AVAILABLE DATA:
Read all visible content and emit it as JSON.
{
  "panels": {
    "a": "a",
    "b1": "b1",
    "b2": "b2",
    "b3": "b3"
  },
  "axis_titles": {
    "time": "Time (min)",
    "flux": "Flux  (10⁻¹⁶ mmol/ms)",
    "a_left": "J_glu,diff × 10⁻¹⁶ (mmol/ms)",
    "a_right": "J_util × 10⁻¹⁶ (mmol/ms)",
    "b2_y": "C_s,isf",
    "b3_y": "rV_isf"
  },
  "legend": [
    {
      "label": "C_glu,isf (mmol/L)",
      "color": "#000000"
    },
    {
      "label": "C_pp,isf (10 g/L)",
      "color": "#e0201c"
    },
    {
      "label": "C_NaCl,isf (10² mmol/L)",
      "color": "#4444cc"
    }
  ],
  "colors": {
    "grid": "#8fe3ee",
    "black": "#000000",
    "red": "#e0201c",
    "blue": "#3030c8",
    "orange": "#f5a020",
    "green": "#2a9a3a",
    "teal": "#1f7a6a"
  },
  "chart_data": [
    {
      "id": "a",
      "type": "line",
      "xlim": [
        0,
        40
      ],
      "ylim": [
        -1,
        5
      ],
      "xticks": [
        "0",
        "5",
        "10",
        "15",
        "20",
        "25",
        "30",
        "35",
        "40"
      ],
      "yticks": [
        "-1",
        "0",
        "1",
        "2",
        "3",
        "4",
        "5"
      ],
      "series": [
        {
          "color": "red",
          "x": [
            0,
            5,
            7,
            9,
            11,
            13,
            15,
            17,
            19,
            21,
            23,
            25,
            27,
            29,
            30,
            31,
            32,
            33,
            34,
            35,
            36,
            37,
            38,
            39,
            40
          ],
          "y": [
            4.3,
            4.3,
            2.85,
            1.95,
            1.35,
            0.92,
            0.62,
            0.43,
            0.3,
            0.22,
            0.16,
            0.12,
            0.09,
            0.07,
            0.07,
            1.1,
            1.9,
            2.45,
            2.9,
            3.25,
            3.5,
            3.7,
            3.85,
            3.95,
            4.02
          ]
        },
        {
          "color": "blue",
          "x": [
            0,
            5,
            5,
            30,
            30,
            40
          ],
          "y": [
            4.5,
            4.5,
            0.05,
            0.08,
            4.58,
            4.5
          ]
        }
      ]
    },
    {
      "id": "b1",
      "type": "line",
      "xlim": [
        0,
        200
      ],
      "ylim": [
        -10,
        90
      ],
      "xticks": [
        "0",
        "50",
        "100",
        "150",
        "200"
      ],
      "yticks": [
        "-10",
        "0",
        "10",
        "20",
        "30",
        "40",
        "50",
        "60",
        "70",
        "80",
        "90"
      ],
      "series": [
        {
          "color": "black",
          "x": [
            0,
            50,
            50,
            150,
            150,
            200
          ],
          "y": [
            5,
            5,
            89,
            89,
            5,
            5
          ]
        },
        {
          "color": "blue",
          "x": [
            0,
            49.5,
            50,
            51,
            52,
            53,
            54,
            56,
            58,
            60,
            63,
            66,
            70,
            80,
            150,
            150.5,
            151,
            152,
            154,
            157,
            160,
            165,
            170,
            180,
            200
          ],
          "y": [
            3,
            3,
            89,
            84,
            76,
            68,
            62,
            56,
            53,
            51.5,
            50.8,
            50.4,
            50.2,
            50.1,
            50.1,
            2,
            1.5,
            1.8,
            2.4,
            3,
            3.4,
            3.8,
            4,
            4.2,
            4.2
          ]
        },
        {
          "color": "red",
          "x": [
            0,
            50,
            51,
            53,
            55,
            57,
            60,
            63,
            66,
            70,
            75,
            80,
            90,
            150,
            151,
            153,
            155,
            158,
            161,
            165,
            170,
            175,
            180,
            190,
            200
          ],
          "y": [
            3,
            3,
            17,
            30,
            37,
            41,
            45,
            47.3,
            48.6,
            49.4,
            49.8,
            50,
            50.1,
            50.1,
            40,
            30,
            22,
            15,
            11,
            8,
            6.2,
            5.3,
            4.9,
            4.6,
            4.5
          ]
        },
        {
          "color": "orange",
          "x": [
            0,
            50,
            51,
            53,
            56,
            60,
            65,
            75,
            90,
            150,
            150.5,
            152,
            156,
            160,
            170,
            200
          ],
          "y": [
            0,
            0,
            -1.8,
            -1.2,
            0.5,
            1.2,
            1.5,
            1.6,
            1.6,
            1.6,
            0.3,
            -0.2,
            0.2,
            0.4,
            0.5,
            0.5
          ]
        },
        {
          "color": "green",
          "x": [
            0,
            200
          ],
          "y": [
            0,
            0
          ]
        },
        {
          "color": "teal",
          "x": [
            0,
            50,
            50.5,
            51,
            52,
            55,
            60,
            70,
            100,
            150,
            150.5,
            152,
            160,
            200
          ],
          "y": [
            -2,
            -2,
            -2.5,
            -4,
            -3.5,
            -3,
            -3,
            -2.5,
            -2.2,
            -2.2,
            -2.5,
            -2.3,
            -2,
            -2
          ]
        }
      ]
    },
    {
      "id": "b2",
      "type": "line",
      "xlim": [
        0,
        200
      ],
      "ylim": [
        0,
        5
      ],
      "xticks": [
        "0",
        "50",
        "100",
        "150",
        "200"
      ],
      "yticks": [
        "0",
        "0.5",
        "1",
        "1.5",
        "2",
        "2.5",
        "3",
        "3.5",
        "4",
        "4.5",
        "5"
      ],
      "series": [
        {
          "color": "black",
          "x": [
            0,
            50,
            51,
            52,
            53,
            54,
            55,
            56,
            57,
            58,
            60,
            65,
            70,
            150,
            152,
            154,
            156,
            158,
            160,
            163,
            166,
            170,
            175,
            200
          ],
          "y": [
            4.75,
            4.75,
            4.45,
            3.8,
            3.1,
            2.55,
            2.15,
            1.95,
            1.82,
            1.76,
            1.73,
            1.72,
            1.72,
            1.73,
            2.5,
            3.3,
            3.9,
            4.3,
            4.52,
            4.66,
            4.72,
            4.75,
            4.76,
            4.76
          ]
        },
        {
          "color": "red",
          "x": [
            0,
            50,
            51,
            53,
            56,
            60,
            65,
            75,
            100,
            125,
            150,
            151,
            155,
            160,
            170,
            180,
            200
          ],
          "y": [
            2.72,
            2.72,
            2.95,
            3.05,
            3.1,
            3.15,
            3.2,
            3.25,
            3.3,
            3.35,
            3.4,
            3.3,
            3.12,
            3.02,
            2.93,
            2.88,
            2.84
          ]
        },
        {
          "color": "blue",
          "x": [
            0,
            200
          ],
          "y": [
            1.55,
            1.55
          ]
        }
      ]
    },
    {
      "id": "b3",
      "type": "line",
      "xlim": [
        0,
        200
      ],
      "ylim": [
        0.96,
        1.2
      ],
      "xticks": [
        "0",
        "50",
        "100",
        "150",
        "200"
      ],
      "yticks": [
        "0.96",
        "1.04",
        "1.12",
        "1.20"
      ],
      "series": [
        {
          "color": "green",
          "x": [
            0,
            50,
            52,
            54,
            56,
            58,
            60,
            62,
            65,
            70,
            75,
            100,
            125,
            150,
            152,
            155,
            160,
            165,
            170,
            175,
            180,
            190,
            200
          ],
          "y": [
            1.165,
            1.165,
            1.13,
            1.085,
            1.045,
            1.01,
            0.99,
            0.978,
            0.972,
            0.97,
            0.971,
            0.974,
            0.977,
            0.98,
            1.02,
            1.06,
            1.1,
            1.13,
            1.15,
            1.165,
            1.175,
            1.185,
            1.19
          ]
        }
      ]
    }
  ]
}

SHORT EXERCISE: Copy out each record exactly as given, omitting none.

WRITTEN SOLUTION:
Read all visible content and emit it as JSON.
{
  "panels": {
    "a": "a",
    "b1": "b1",
    "b2": "b2",
    "b3": "b3"
  },
  "axis_titles": {
    "time": "Time (min)",
    "flux": "Flux  (10⁻¹⁶ mmol/ms)",
    "a_left": "J_glu,diff × 10⁻¹⁶ (mmol/ms)",
    "a_right": "J_util × 10⁻¹⁶ (mmol/ms)",
    "b2_y": "C_s,isf",
    "b3_y": "rV_isf"
  },
  "legend": [
    {
      "label": "C_glu,isf (mmol/L)",
      "color": "#000000"
    },
    {
      "label": "C_pp,isf (10 g/L)",
      "color": "#e0201c"
    },
    {
      "label": "C_NaCl,isf (10² mmol/L)",
      "color": "#4444cc"
    }
  ],
  "colors": {
    "grid": "#8fe3ee",
    "black": "#000000",
    "red": "#e0201c",
    "blue": "#3030c8",
    "orange": "#f5a020",
    "green": "#2a9a3a",
    "teal": "#1f7a6a"
  },
  "chart_data": [
    {
      "id": "a",
      "type": "line",
      "xlim": [
        0,
        40
      ],
      "ylim": [
        -1,
        5
      ],
      "xticks": [
        "0",
        "5",
        "10",
        "15",
        "20",
        "25",
        "30",
        "35",
        "40"
      ],
      "yticks": [
        "-1",
        "0",
        "1",
        "2",
        "3",
        "4",
        "5"
      ],
      "series": [
        {
          "color": "red",
          "x": [
            0,
            5,
            7,
            9,
            11,
            13,
            15,
            17,
            19,
            21,
            23,
            25,
            27,
            29,
            30,
            31,
            32,
            33,
            34,
            35,
            36,
            37,
            38,
            39,
            40
          ],
          "y": [
            4.3,
            4.3,
            2.85,
            1.95,
            1.35,
            0.92,
            0.62,
            0.43,
            0.3,
            0.22,
            0.16,
            0.12,
            0.09,
            0.07,
            0.07,
            1.1,
            1.9,
            2.45,
            2.9,
            3.25,
            3.5,
            3.7,
            3.85,
            3.95,
            4.02
          ]
        },
        {
          "color": "blue",
          "x": [
            0,
            5,
            5,
            30,
            30,
            40
          ],
          "y": [
            4.5,
            4.5,
            0.05,
            0.08,
            4.58,
            4.5
          ]
        }
      ]
    },
    {
      "id": "b1",
      "type": "line",
      "xlim": [
        0,
        200
      ],
      "ylim": [
        -10,
        90
      ],
      "xticks": [
        "0",
        "50",
        "100",
        "150",
        "200"
      ],
      "yticks": [
        "-10",
        "0",
        "10",
        "20",
        "30",
        "40",
        "50",
        "60",
        "70",
        "80",
        "90"
      ],
      "series": [
        {
          "color": "black",
          "x": [
            0,
            50,
            50,
            150,
            150,
            200
          ],
          "y": [
            5,
            5,
            89,
            89,
            5,
            5
          ]
        },
        {
          "color": "blue",
          "x": [
            0,
            49.5,
            50,
            51,
            52,
            53,
            54,
            56,
            58,
            60,
            63,
            66,
            70,
            80,
            150,
            150.5,
            151,
            152,
            154,
            157,
            160,
            165,
            170,
            180,
            200
          ],
          "y": [
            3,
            3,
            89,
            84,
            76,
            68,
            62,
            56,
            53,
            51.5,
            50.8,
            50.4,
            50.2,
            50.1,
            50.1,
            2,
            1.5,
            1.8,
            2.4,
            3,
            3.4,
            3.8,
            4,
            4.2,
            4.2
          ]
        },
        {
          "color": "red",
          "x": [
            0,
            50,
            51,
            53,
            55,
            57,
            60,
            63,
            66,
            70,
            75,
            80,
            90,
            150,
            151,
            153,
            155,
            158,
            161,
            165,
            170,
            175,
            180,
            190,
            200
          ],
          "y": [
            3,
            3,
            17,
            30,
            37,
            41,
            45,
            47.3,
            48.6,
            49.4,
            49.8,
            50,
            50.1,
            50.1,
            40,
            30,
            22,
            15,
            11,
            8,
            6.2,
            5.3,
            4.9,
            4.6,
            4.5
          ]
        },
        {
          "color": "orange",
          "x": [
            0,
            50,
            51,
            53,
            56,
            60,
            65,
            75,
            90,
            150,
            150.5,
            152,
            156,
            160,
            170,
            200
          ],
          "y": [
            0,
            0,
            -1.8,
            -1.2,
            0.5,
            1.2,
            1.5,
            1.6,
            1.6,
            1.6,
            0.3,
            -0.2,
            0.2,
            0.4,
            0.5,
            0.5
          ]
        },
        {
          "color": "green",
          "x": [
            0,
            200
          ],
          "y": [
            0,
            0
          ]
        },
        {
          "color": "teal",
          "x": [
            0,
            50,
            50.5,
            51,
            52,
            55,
            60,
            70,
            100,
            150,
            150.5,
            152,
            160,
            200
          ],
          "y": [
            -2,
            -2,
            -2.5,
            -4,
            -3.5,
            -3,
            -3,
            -2.5,
            -2.2,
            -2.2,
            -2.5,
            -2.3,
            -2,
            -2
          ]
        }
      ]
    },
    {
      "id": "b2",
      "type": "line",
      "xlim": [
        0,
        200
      ],
      "ylim": [
        0,
        5
      ],
      "xticks": [
        "0",
        "50",
        "100",
        "150",
        "200"
      ],
      "yticks": [
        "0",
        "0.5",
        "1",
        "1.5",
        "2",
        "2.5",
        "3",
        "3.5",
        "4",
        "4.5",
        "5"
      ],
      "series": [
        {
          "color": "black",
          "x": [
            0,
            50,
            51,
            52,
            53,
            54,
            55,
            56,
            57,
            58,
            60,
            65,
            70,
            150,
            152,
            154,
            156,
            158,
            160,
            163,
            166,
            170,
            175,
            200
          ],
          "y": [
            4.75,
            4.75,
            4.45,
            3.8,
            3.1,
            2.55,
            2.15,
            1.95,
            1.82,
            1.76,
            1.73,
            1.72,
            1.72,
            1.73,
            2.5,
            3.3,
            3.9,
            4.3,
            4.52,
            4.66,
            4.72,
            4.75,
            4.76,
            4.76
          ]
        },
        {
          "color": "red",
          "x": [
            0,
            50,
            51,
            53,
            56,
            60,
            65,
            75,
            100,
            125,
            150,
            151,
            155,
            160,
            170,
            180,
            200
          ],
          "y": [
            2.72,
            2.72,
            2.95,
            3.05,
            3.1,
            3.15,
            3.2,
            3.25,
            3.3,
            3.35,
            3.4,
            3.3,
            3.12,
            3.02,
            2.93,
            2.88,
            2.84
          ]
        },
        {
          "color": "blue",
          "x": [
            0,
            200
          ],
          "y": [
            1.55,
            1.55
          ]
        }
      ]
    },
    {
      "id": "b3",
      "type": "line",
      "xlim": [
        0,
        200
      ],
      "ylim": [
        0.96,
        1.2
      ],
      "xticks": [
        "0",
        "50",
        "100",
        "150",
        "200"
      ],
      "yticks": [
        "0.96",
        "1.04",
        "1.12",
        "1.20"
      ],
      "series": [
        {
          "color": "green",
          "x": [
            0,
            50,
            52,
            54,
            56,
            58,
            60,
            62,
            65,
            70,
            75,
            100,
            125,
            150,
            152,
            155,
            160,
            165,
            170,
            175,
            180,
            190,
            200
          ],
          "y": [
            1.165,
            1.165,
            1.13,
            1.085,
            1.045,
            1.01,
            0.99,
            0.978,
            0.972,
            0.97,
            0.971,
            0.974,
            0.977,
            0.98,
            1.02,
            1.06,
            1.1,
            1.13,
            1.15,
            1.165,
            1.175,
            1.185,
            1.19
          ]
        }
      ]
    }
  ]
}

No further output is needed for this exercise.